## Start

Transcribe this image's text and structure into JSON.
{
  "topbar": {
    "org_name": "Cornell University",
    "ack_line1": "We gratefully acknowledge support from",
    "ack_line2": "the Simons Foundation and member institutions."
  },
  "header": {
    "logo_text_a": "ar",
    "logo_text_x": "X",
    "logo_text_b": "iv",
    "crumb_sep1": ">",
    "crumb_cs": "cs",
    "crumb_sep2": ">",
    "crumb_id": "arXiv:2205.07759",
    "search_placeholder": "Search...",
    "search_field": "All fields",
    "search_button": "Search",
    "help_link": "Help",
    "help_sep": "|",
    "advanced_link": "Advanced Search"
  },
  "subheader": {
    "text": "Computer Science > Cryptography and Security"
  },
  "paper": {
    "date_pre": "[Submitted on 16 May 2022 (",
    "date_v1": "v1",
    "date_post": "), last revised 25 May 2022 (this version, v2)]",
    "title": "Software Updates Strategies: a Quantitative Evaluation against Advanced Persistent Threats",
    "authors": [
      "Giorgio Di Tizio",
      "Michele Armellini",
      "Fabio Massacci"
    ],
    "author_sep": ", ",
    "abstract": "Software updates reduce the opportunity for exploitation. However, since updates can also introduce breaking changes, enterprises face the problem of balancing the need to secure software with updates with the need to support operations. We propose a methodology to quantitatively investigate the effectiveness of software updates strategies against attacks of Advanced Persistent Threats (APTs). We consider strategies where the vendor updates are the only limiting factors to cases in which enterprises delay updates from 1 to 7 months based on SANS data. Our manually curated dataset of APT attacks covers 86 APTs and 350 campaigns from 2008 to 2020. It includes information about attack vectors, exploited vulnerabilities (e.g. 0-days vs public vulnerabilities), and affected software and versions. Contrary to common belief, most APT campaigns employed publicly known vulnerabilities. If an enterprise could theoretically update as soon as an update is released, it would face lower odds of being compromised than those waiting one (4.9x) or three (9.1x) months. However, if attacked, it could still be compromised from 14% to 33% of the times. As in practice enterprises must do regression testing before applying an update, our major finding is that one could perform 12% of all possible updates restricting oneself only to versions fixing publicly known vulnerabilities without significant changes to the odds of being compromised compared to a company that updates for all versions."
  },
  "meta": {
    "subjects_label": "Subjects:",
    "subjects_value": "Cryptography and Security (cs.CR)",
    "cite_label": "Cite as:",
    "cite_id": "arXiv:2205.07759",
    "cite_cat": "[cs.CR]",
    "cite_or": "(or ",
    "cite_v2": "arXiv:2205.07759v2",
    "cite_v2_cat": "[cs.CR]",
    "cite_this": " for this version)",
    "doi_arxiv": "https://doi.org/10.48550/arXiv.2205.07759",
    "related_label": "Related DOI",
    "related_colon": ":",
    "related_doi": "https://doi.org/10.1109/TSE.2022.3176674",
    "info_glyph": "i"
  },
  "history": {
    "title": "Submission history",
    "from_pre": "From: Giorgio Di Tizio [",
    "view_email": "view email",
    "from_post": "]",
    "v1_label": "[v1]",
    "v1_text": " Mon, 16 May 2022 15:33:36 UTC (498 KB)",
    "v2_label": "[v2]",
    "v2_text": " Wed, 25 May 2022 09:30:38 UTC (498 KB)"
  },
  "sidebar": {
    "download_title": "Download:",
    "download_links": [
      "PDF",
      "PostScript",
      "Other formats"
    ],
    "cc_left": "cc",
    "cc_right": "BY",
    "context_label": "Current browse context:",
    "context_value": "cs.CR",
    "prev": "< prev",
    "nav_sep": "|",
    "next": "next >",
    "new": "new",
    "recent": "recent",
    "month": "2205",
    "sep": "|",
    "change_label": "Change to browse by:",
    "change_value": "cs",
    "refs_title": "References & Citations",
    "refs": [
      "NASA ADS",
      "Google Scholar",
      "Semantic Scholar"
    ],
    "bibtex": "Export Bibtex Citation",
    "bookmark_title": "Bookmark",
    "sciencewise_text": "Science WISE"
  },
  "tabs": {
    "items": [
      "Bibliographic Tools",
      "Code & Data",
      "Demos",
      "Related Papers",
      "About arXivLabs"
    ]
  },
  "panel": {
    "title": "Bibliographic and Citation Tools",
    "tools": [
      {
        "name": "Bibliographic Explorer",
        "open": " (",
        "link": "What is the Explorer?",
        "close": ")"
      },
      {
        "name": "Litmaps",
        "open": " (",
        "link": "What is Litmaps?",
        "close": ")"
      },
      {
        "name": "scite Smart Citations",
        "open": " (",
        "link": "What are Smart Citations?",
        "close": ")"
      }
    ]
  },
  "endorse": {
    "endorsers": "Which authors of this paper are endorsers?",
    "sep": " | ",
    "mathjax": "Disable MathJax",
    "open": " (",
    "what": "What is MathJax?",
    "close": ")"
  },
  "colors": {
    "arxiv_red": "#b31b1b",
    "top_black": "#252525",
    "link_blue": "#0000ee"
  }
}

## End

*What you will do*
Repeat the material word for word, in full.

*Answer below*
Transcribe this image's text and structure into JSON.
{
  "topbar": {
    "org_name": "Cornell University",
    "ack_line1": "We gratefully acknowledge support from",
    "ack_line2": "the Simons Foundation and member institutions."
  },
  "header": {
    "logo_text_a": "ar",
    "logo_text_x": "X",
    "logo_text_b": "iv",
    "crumb_sep1": ">",
    "crumb_cs": "cs",
    "crumb_sep2": ">",
    "crumb_id": "arXiv:2205.07759",
    "search_placeholder": "Search...",
    "search_field": "All fields",
    "search_button": "Search",
    "help_link": "Help",
    "help_sep": "|",
    "advanced_link": "Advanced Search"
  },
  "subheader": {
    "text": "Computer Science > Cryptography and Security"
  },
  "paper": {
    "date_pre": "[Submitted on 16 May 2022 (",
    "date_v1": "v1",
    "date_post": "), last revised 25 May 2022 (this version, v2)]",
    "title": "Software Updates Strategies: a Quantitative Evaluation against Advanced Persistent Threats",
    "authors": [
      "Giorgio Di Tizio",
      "Michele Armellini",
      "Fabio Massacci"
    ],
    "author_sep": ", ",
    "abstract": "Software updates reduce the opportunity for exploitation. However, since updates can also introduce breaking changes, enterprises face the problem of balancing the need to secure software with updates with the need to support operations. We propose a methodology to quantitatively investigate the effectiveness of software updates strategies against attacks of Advanced Persistent Threats (APTs). We consider strategies where the vendor updates are the only limiting factors to cases in which enterprises delay updates from 1 to 7 months based on SANS data. Our manually curated dataset of APT attacks covers 86 APTs and 350 campaigns from 2008 to 2020. It includes information about attack vectors, exploited vulnerabilities (e.g. 0-days vs public vulnerabilities), and affected software and versions. Contrary to common belief, most APT campaigns employed publicly known vulnerabilities. If an enterprise could theoretically update as soon as an update is released, it would face lower odds of being compromised than those waiting one (4.9x) or three (9.1x) months. However, if attacked, it could still be compromised from 14% to 33% of the times. As in practice enterprises must do regression testing before applying an update, our major finding is that one could perform 12% of all possible updates restricting oneself only to versions fixing publicly known vulnerabilities without significant changes to the odds of being compromised compared to a company that updates for all versions."
  },
  "meta": {
    "subjects_label": "Subjects:",
    "subjects_value": "Cryptography and Security (cs.CR)",
    "cite_label": "Cite as:",
    "cite_id": "arXiv:2205.07759",
    "cite_cat": "[cs.CR]",
    "cite_or": "(or ",
    "cite_v2": "arXiv:2205.07759v2",
    "cite_v2_cat": "[cs.CR]",
    "cite_this": " for this version)",
    "doi_arxiv": "https://doi.org/10.48550/arXiv.2205.07759",
    "related_label": "Related DOI",
    "related_colon": ":",
    "related_doi": "https://doi.org/10.1109/TSE.2022.3176674",
    "info_glyph": "i"
  },
  "history": {
    "title": "Submission history",
    "from_pre": "From: Giorgio Di Tizio [",
    "view_email": "view email",
    "from_post": "]",
    "v1_label": "[v1]",
    "v1_text": " Mon, 16 May 2022 15:33:36 UTC (498 KB)",
    "v2_label": "[v2]",
    "v2_text": " Wed, 25 May 2022 09:30:38 UTC (498 KB)"
  },
  "sidebar": {
    "download_title": "Download:",
    "download_links": [
      "PDF",
      "PostScript",
      "Other formats"
    ],
    "cc_left": "cc",
    "cc_right": "BY",
    "context_label": "Current browse context:",
    "context_value": "cs.CR",
    "prev": "< prev",
    "nav_sep": "|",
    "next": "next >",
    "new": "new",
    "recent": "recent",
    "month": "2205",
    "sep": "|",
    "change_label": "Change to browse by:",
    "change_value": "cs",
    "refs_title": "References & Citations",
    "refs": [
      "NASA ADS",
      "Google Scholar",
      "Semantic Scholar"
    ],
    "bibtex": "Export Bibtex Citation",
    "bookmark_title": "Bookmark",
    "sciencewise_text": "Science WISE"
  },
  "tabs": {
    "items": [
      "Bibliographic Tools",
      "Code & Data",
      "Demos",
      "Related Papers",
      "About arXivLabs"
    ]
  },
  "panel": {
    "title": "Bibliographic and Citation Tools",
    "tools": [
      {
        "name": "Bibliographic Explorer",
        "open": " (",
        "link": "What is the Explorer?",
        "close": ")"
      },
      {
        "name": "Litmaps",
        "open": " (",
        "link": "What is Litmaps?",
        "close": ")"
      },
      {
        "name": "scite Smart Citations",
        "open": " (",
        "link": "What are Smart Citations?",
        "close": ")"
      }
    ]
  },
  "endorse": {
    "endorsers": "Which authors of this paper are endorsers?",
    "sep": " | ",
    "mathjax": "Disable MathJax",
    "open": " (",
    "what": "What is MathJax?",
    "close": ")"
  },
  "colors": {
    "arxiv_red": "#b31b1b",
    "top_black": "#252525",
    "link_blue": "#0000ee"
  }
}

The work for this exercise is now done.